Could you render the rows from the start of the records through the line containing "feature-ai-video[interactable]: AI生视频 [399, 95, 499, 166]" as a Markdown table with the columns Line No. and Content, leaving out blank lines?
☆ ☆ ☆
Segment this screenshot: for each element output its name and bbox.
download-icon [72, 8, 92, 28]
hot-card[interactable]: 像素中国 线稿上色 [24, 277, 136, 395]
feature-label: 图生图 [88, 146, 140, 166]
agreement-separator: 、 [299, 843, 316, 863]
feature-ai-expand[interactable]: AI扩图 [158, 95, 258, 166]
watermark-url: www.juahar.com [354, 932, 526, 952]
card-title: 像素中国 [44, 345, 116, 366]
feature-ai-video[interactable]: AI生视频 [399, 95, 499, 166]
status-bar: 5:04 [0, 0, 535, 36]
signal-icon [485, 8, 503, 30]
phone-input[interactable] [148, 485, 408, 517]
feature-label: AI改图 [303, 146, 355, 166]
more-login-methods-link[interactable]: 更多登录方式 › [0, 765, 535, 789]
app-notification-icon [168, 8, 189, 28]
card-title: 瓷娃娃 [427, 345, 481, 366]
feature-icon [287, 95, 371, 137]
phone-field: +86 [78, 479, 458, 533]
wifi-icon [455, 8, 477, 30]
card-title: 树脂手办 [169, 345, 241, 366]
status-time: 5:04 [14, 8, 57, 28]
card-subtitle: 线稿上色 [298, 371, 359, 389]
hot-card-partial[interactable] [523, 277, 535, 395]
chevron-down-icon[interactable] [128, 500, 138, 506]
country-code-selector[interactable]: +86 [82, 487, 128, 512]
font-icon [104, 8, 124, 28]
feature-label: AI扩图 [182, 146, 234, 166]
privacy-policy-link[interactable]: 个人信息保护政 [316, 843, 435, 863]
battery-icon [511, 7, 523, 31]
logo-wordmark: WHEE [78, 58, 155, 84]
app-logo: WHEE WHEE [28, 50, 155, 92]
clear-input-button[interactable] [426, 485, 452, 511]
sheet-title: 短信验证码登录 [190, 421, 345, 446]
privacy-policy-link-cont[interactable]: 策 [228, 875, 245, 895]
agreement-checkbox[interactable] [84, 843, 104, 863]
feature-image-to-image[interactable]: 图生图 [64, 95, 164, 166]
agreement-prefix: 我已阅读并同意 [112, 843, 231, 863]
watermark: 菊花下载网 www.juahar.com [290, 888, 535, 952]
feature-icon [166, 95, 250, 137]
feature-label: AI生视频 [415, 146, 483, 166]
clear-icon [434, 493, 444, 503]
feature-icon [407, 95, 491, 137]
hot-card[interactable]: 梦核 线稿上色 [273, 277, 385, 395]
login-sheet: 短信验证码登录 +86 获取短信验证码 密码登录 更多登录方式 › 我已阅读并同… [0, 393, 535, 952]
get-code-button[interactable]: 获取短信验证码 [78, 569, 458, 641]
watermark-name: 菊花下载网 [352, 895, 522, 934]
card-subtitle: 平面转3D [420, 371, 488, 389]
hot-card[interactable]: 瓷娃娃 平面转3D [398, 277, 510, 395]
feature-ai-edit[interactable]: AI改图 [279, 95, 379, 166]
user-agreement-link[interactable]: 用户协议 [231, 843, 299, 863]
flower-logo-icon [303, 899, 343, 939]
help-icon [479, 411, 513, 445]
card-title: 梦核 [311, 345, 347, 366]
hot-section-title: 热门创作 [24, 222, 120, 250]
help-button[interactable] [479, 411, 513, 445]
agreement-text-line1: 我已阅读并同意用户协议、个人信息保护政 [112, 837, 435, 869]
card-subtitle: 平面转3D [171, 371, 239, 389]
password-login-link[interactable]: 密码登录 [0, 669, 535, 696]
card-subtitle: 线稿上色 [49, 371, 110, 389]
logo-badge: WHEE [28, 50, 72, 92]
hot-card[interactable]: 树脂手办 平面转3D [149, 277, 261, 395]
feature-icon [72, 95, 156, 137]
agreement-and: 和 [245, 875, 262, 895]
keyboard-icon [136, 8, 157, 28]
☆ ☆ ☆
== Solved exercise ==
| Line No. | Content |
|---|---|
| 1 | Segment this screenshot: for each element output its name and bbox. |
| 2 | download-icon [72, 8, 92, 28] |
| 3 | hot-card[interactable]: 像素中国 线稿上色 [24, 277, 136, 395] |
| 4 | feature-label: 图生图 [88, 146, 140, 166] |
| 5 | agreement-separator: 、 [299, 843, 316, 863] |
| 6 | feature-ai-expand[interactable]: AI扩图 [158, 95, 258, 166] |
| 7 | watermark-url: www.juahar.com [354, 932, 526, 952] |
| 8 | card-title: 像素中国 [44, 345, 116, 366] |
| 9 | feature-ai-video[interactable]: AI生视频 [399, 95, 499, 166] |